→ What you need to do:
**A.** Please echo the passage of the radiation thread between "Now try using" and "to incident radiation.", inclusive.
**B.** According to the radiation thread, under what condition does steady state occur?

→ Text excerpt:
** start **
I think I understand what you are saying.
The number of photons at any frequency from a source has to be above the number of photons possibly emitted at that frequency at the receiver before the source radiation can be thermalised by the receiver.
Is this it?
Trouble is that makes it even worse.
Use a lens and focus the radiation from a source at half the temperature into an area 1/15th the source area on the target then the source radiation will be reflected.
make the focussed spot 17th the size and the radiation from the source will be thermalised in the target.
Alternatively
A target at temp t emits n photons/second.
Take 15 sources at 1/2 the temperature and these will emit 15*1/(2^4)*n photons /second the intensity is less than those emitted from the target so these will not be thermalised on the target.
Take 17 sources at 1/2 the temperature and these will emit 17*1/(2^4)*n photons /second the intensity is greater than that of the target so these will be thermalised on the target.
This does not sound like logical physics to me.
You don’t understand the physics of optics. What a lens does to radiation travelling in one direction, it does the opposite to radiation going the other way. Try looking through a telescope the wrong way.
Now try using a huge lens to focus all that back radiation at night and cook a chook. After all, people do focus sunlight with a funnel and use it to cook. All those diagrams show similar amounts of back radiation to incident radiation.
There is a comment by another physicist which you should read on Roy’s latest thread (on insulation) where he talks about the same “pseudo scattering” that I do. You should read it. I’m not coming back to this old thread as I’m busy commenting on more recent threads.
“It required to get rid of n photons to stabilise temperature without the additional m photons. It now has more energy to get rid of and it can only do that by becoming warmer and emitting n+k photons per second – where the energy of k photons = the energy of m photons (from the ice)” ~tfp
Hang on, where does the “required to get rid of n photons” come from?
P = εσA(Th⁴ – Tc⁴)
For a black body (to simplify) and ignoring area, with Th = 373 K and Tc = 0 K you get P = 1097.64 W/m^2.
With Th = 373 K and Tc = 273 K you get
max@Funktastic:~$ calgebra
>>> (5.6703*10^-8)*(373^4 – 273^4)
782.63220248
P = 782.63 W/m^2
Max™ says: April 24, 2013 at 11:58 AM
Hang on, where does the “required to get rid of n photons” come from?
—————-
I said energy but it doesn’t matter.
If more energy is entering the BB than leaving it the the temperature will not be stable – it will rise.
I was talking steady state and this only occurs when energy in/sec = energy out/sec.
** end **
→ Data section:
** start **
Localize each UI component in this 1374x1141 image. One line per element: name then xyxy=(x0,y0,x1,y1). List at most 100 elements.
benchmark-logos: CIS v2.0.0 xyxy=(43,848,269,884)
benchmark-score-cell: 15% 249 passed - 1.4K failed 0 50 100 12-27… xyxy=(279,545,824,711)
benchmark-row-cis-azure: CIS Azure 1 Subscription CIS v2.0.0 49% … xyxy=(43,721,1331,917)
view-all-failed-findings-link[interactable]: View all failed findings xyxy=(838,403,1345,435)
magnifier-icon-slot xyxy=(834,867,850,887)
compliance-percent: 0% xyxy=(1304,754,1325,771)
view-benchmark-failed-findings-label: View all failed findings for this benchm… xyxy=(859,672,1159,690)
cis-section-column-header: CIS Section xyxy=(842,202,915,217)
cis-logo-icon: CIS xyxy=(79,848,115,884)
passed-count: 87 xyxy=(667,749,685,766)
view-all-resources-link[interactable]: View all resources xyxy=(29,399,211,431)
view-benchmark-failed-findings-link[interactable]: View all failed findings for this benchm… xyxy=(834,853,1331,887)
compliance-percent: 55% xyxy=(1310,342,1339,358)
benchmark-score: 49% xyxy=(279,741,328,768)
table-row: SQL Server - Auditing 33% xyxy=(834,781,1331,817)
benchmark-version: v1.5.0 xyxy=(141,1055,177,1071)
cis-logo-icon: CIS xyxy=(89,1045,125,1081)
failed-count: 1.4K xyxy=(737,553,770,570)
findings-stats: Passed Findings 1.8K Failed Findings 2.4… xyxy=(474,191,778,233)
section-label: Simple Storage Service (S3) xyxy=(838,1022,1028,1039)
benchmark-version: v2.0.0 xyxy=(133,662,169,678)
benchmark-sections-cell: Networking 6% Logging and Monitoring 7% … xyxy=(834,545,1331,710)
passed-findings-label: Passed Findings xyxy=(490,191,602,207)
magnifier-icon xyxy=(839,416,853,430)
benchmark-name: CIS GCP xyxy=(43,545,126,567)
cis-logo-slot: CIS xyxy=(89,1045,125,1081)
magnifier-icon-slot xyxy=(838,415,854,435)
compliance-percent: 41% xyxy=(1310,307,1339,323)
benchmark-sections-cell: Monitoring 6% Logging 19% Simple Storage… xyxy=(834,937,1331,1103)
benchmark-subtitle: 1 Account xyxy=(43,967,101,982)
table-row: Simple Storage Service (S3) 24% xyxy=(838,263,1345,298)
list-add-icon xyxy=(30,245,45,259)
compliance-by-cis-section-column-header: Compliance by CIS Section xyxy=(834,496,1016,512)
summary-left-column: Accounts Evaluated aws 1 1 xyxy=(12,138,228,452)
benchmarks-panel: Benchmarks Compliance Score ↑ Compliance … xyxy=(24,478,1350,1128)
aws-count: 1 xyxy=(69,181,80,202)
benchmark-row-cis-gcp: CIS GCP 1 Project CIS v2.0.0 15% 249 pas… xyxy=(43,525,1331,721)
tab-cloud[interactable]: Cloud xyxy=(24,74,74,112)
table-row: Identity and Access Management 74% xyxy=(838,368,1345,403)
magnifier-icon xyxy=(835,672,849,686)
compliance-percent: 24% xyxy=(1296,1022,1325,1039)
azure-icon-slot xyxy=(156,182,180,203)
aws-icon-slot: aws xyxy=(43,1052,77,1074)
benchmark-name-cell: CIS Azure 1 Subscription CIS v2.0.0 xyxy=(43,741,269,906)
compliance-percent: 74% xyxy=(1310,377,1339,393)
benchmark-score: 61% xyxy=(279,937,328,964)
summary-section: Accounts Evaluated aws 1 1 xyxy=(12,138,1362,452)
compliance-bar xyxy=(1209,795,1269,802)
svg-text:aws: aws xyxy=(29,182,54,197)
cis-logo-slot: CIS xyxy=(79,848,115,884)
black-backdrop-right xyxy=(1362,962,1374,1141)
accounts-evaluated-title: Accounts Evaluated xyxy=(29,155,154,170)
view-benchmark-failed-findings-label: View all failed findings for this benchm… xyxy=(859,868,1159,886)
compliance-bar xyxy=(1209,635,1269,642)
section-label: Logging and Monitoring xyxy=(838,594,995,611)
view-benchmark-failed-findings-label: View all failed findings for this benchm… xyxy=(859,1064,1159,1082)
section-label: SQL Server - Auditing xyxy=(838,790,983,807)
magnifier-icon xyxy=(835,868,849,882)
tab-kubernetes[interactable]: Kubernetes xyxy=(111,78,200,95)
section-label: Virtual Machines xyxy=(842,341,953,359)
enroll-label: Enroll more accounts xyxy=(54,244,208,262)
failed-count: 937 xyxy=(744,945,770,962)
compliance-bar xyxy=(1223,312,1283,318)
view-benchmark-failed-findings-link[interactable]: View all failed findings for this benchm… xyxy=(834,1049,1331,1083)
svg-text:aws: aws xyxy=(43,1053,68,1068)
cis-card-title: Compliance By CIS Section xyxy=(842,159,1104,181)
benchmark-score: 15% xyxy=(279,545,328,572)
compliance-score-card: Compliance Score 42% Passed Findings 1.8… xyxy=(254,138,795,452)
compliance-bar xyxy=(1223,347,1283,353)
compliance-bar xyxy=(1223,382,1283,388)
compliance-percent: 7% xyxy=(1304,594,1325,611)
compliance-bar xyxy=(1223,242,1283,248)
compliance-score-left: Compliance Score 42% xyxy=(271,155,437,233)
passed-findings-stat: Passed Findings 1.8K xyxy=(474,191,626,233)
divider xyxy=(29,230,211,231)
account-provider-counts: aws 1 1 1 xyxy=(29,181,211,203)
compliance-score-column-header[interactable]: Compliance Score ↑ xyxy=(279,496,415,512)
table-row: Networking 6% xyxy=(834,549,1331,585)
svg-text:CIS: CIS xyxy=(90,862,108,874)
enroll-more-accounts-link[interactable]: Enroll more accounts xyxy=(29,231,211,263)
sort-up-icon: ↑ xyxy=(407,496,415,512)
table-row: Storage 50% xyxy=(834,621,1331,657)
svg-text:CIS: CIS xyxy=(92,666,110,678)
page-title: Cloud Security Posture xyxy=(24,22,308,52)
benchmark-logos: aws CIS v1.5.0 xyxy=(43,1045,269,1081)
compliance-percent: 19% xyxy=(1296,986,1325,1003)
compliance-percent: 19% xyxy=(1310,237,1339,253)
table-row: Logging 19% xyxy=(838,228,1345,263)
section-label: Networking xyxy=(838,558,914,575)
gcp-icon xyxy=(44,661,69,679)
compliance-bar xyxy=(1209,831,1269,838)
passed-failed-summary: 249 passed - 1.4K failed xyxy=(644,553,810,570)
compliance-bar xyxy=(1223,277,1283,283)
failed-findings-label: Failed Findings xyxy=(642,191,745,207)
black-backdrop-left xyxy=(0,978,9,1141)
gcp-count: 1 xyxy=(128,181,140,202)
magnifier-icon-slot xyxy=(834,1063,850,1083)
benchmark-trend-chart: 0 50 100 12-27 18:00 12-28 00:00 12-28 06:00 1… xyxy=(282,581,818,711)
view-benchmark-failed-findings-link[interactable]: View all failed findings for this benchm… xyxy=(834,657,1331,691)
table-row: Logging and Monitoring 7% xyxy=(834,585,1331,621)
** end **
→ The responses:
**A.**
Now try using a huge lens to focus all that back radiation at night and cook a chook. After all, people do focus sunlight with a funnel and use it to cook. All those diagrams show similar amounts of back radiation to incident radiation.

**B.** Steady state occurs only when energy in per second equals energy out per second.